* _EXTRACTED RECORDS_
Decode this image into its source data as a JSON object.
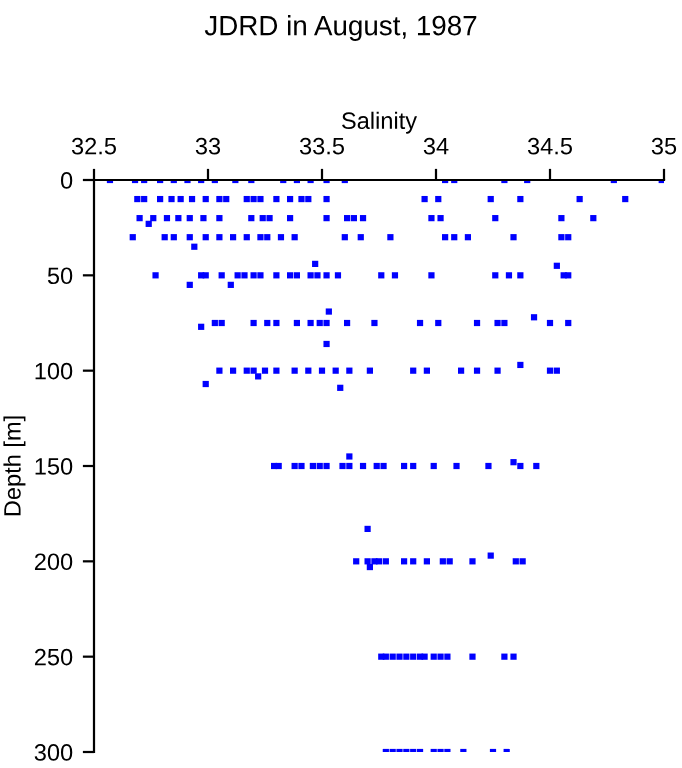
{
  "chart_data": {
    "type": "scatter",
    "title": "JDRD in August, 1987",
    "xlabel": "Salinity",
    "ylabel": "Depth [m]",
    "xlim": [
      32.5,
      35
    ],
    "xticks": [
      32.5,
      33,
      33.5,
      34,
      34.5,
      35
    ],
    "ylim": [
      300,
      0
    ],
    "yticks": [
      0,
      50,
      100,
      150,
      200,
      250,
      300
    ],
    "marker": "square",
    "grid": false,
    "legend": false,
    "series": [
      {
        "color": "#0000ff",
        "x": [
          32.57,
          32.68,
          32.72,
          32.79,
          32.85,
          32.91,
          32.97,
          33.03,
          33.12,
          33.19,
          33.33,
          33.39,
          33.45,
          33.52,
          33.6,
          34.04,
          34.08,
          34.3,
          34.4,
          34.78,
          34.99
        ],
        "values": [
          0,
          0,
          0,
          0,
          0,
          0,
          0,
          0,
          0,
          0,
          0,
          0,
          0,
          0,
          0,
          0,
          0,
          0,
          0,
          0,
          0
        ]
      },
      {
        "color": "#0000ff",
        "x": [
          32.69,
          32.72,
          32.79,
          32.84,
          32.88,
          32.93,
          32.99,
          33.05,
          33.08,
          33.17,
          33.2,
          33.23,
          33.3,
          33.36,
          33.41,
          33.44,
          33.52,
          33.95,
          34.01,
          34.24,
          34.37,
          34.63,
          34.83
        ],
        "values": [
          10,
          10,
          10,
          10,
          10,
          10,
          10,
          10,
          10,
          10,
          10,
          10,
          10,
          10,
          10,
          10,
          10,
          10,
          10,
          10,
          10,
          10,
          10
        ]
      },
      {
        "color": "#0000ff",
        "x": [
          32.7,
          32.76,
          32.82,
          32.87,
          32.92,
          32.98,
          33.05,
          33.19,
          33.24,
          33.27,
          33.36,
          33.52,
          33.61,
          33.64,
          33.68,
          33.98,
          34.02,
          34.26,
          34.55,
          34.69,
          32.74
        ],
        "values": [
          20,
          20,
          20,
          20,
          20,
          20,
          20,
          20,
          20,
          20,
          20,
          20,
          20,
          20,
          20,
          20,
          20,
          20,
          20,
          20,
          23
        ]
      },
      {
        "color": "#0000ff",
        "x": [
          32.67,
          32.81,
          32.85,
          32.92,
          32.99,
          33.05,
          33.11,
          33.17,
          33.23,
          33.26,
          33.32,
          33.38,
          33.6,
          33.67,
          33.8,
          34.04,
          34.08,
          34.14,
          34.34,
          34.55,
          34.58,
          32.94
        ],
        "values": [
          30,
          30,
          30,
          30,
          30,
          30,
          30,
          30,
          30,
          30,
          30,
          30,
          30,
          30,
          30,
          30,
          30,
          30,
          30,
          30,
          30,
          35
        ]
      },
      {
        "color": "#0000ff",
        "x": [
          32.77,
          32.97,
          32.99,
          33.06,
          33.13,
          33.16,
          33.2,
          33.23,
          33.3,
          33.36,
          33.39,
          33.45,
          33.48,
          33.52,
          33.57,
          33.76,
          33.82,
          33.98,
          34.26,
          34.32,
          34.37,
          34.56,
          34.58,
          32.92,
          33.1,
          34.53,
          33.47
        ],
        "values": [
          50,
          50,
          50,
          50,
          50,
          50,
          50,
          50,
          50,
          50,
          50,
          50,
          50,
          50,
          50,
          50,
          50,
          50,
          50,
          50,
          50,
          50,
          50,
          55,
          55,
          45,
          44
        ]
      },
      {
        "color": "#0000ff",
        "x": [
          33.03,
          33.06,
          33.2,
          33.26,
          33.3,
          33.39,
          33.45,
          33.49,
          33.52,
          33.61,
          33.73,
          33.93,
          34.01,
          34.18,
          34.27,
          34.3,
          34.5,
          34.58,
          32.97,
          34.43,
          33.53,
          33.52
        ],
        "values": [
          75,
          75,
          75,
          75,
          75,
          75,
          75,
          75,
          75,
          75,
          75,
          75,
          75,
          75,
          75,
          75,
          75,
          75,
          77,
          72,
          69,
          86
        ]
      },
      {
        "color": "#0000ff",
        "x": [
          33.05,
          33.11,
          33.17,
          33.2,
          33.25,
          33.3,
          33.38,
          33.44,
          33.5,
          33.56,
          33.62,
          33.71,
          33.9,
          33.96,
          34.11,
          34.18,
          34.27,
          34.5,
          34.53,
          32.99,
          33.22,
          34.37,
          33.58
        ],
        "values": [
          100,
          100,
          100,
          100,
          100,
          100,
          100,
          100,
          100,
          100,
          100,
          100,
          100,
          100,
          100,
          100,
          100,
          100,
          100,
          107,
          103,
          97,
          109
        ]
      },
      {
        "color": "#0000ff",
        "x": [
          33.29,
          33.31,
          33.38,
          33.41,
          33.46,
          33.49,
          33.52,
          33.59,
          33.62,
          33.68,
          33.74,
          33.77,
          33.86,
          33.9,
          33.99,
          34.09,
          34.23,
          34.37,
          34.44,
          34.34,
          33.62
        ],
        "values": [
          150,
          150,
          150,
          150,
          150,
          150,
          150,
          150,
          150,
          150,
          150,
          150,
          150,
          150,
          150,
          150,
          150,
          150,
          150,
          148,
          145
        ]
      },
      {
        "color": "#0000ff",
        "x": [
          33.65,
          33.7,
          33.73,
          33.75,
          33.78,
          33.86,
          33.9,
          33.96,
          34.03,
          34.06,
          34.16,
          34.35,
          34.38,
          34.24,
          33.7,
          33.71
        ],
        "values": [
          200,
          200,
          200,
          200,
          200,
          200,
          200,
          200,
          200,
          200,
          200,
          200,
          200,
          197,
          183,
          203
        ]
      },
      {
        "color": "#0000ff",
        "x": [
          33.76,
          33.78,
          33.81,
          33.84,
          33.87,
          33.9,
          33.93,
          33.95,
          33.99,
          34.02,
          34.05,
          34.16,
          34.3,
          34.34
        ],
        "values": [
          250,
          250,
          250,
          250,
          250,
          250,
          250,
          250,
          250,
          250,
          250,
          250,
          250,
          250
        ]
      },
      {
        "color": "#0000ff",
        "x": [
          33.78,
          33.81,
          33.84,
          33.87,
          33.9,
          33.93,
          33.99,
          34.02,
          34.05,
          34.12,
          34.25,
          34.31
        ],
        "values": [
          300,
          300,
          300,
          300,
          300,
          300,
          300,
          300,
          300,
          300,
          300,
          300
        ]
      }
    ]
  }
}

* _GIVEN TASK_
Pictures don't belong in the copy. Restate all the entries exactly.

* _RESULT OF THIS EXERCISE_
Decode this image into its source data as a JSON object.
{
  "chart_data": {
    "type": "scatter",
    "title": "JDRD in August, 1987",
    "xlabel": "Salinity",
    "ylabel": "Depth [m]",
    "xlim": [
      32.5,
      35
    ],
    "xticks": [
      32.5,
      33,
      33.5,
      34,
      34.5,
      35
    ],
    "ylim": [
      300,
      0
    ],
    "yticks": [
      0,
      50,
      100,
      150,
      200,
      250,
      300
    ],
    "marker": "square",
    "grid": false,
    "legend": false,
    "series": [
      {
        "color": "#0000ff",
        "x": [
          32.57,
          32.68,
          32.72,
          32.79,
          32.85,
          32.91,
          32.97,
          33.03,
          33.12,
          33.19,
          33.33,
          33.39,
          33.45,
          33.52,
          33.6,
          34.04,
          34.08,
          34.3,
          34.4,
          34.78,
          34.99
        ],
        "values": [
          0,
          0,
          0,
          0,
          0,
          0,
          0,
          0,
          0,
          0,
          0,
          0,
          0,
          0,
          0,
          0,
          0,
          0,
          0,
          0,
          0
        ]
      },
      {
        "color": "#0000ff",
        "x": [
          32.69,
          32.72,
          32.79,
          32.84,
          32.88,
          32.93,
          32.99,
          33.05,
          33.08,
          33.17,
          33.2,
          33.23,
          33.3,
          33.36,
          33.41,
          33.44,
          33.52,
          33.95,
          34.01,
          34.24,
          34.37,
          34.63,
          34.83
        ],
        "values": [
          10,
          10,
          10,
          10,
          10,
          10,
          10,
          10,
          10,
          10,
          10,
          10,
          10,
          10,
          10,
          10,
          10,
          10,
          10,
          10,
          10,
          10,
          10
        ]
      },
      {
        "color": "#0000ff",
        "x": [
          32.7,
          32.76,
          32.82,
          32.87,
          32.92,
          32.98,
          33.05,
          33.19,
          33.24,
          33.27,
          33.36,
          33.52,
          33.61,
          33.64,
          33.68,
          33.98,
          34.02,
          34.26,
          34.55,
          34.69,
          32.74
        ],
        "values": [
          20,
          20,
          20,
          20,
          20,
          20,
          20,
          20,
          20,
          20,
          20,
          20,
          20,
          20,
          20,
          20,
          20,
          20,
          20,
          20,
          23
        ]
      },
      {
        "color": "#0000ff",
        "x": [
          32.67,
          32.81,
          32.85,
          32.92,
          32.99,
          33.05,
          33.11,
          33.17,
          33.23,
          33.26,
          33.32,
          33.38,
          33.6,
          33.67,
          33.8,
          34.04,
          34.08,
          34.14,
          34.34,
          34.55,
          34.58,
          32.94
        ],
        "values": [
          30,
          30,
          30,
          30,
          30,
          30,
          30,
          30,
          30,
          30,
          30,
          30,
          30,
          30,
          30,
          30,
          30,
          30,
          30,
          30,
          30,
          35
        ]
      },
      {
        "color": "#0000ff",
        "x": [
          32.77,
          32.97,
          32.99,
          33.06,
          33.13,
          33.16,
          33.2,
          33.23,
          33.3,
          33.36,
          33.39,
          33.45,
          33.48,
          33.52,
          33.57,
          33.76,
          33.82,
          33.98,
          34.26,
          34.32,
          34.37,
          34.56,
          34.58,
          32.92,
          33.1,
          34.53,
          33.47
        ],
        "values": [
          50,
          50,
          50,
          50,
          50,
          50,
          50,
          50,
          50,
          50,
          50,
          50,
          50,
          50,
          50,
          50,
          50,
          50,
          50,
          50,
          50,
          50,
          50,
          55,
          55,
          45,
          44
        ]
      },
      {
        "color": "#0000ff",
        "x": [
          33.03,
          33.06,
          33.2,
          33.26,
          33.3,
          33.39,
          33.45,
          33.49,
          33.52,
          33.61,
          33.73,
          33.93,
          34.01,
          34.18,
          34.27,
          34.3,
          34.5,
          34.58,
          32.97,
          34.43,
          33.53,
          33.52
        ],
        "values": [
          75,
          75,
          75,
          75,
          75,
          75,
          75,
          75,
          75,
          75,
          75,
          75,
          75,
          75,
          75,
          75,
          75,
          75,
          77,
          72,
          69,
          86
        ]
      },
      {
        "color": "#0000ff",
        "x": [
          33.05,
          33.11,
          33.17,
          33.2,
          33.25,
          33.3,
          33.38,
          33.44,
          33.5,
          33.56,
          33.62,
          33.71,
          33.9,
          33.96,
          34.11,
          34.18,
          34.27,
          34.5,
          34.53,
          32.99,
          33.22,
          34.37,
          33.58
        ],
        "values": [
          100,
          100,
          100,
          100,
          100,
          100,
          100,
          100,
          100,
          100,
          100,
          100,
          100,
          100,
          100,
          100,
          100,
          100,
          100,
          107,
          103,
          97,
          109
        ]
      },
      {
        "color": "#0000ff",
        "x": [
          33.29,
          33.31,
          33.38,
          33.41,
          33.46,
          33.49,
          33.52,
          33.59,
          33.62,
          33.68,
          33.74,
          33.77,
          33.86,
          33.9,
          33.99,
          34.09,
          34.23,
          34.37,
          34.44,
          34.34,
          33.62
        ],
        "values": [
          150,
          150,
          150,
          150,
          150,
          150,
          150,
          150,
          150,
          150,
          150,
          150,
          150,
          150,
          150,
          150,
          150,
          150,
          150,
          148,
          145
        ]
      },
      {
        "color": "#0000ff",
        "x": [
          33.65,
          33.7,
          33.73,
          33.75,
          33.78,
          33.86,
          33.9,
          33.96,
          34.03,
          34.06,
          34.16,
          34.35,
          34.38,
          34.24,
          33.7,
          33.71
        ],
        "values": [
          200,
          200,
          200,
          200,
          200,
          200,
          200,
          200,
          200,
          200,
          200,
          200,
          200,
          197,
          183,
          203
        ]
      },
      {
        "color": "#0000ff",
        "x": [
          33.76,
          33.78,
          33.81,
          33.84,
          33.87,
          33.9,
          33.93,
          33.95,
          33.99,
          34.02,
          34.05,
          34.16,
          34.3,
          34.34
        ],
        "values": [
          250,
          250,
          250,
          250,
          250,
          250,
          250,
          250,
          250,
          250,
          250,
          250,
          250,
          250
        ]
      },
      {
        "color": "#0000ff",
        "x": [
          33.78,
          33.81,
          33.84,
          33.87,
          33.9,
          33.93,
          33.99,
          34.02,
          34.05,
          34.12,
          34.25,
          34.31
        ],
        "values": [
          300,
          300,
          300,
          300,
          300,
          300,
          300,
          300,
          300,
          300,
          300,
          300
        ]
      }
    ]
  }
}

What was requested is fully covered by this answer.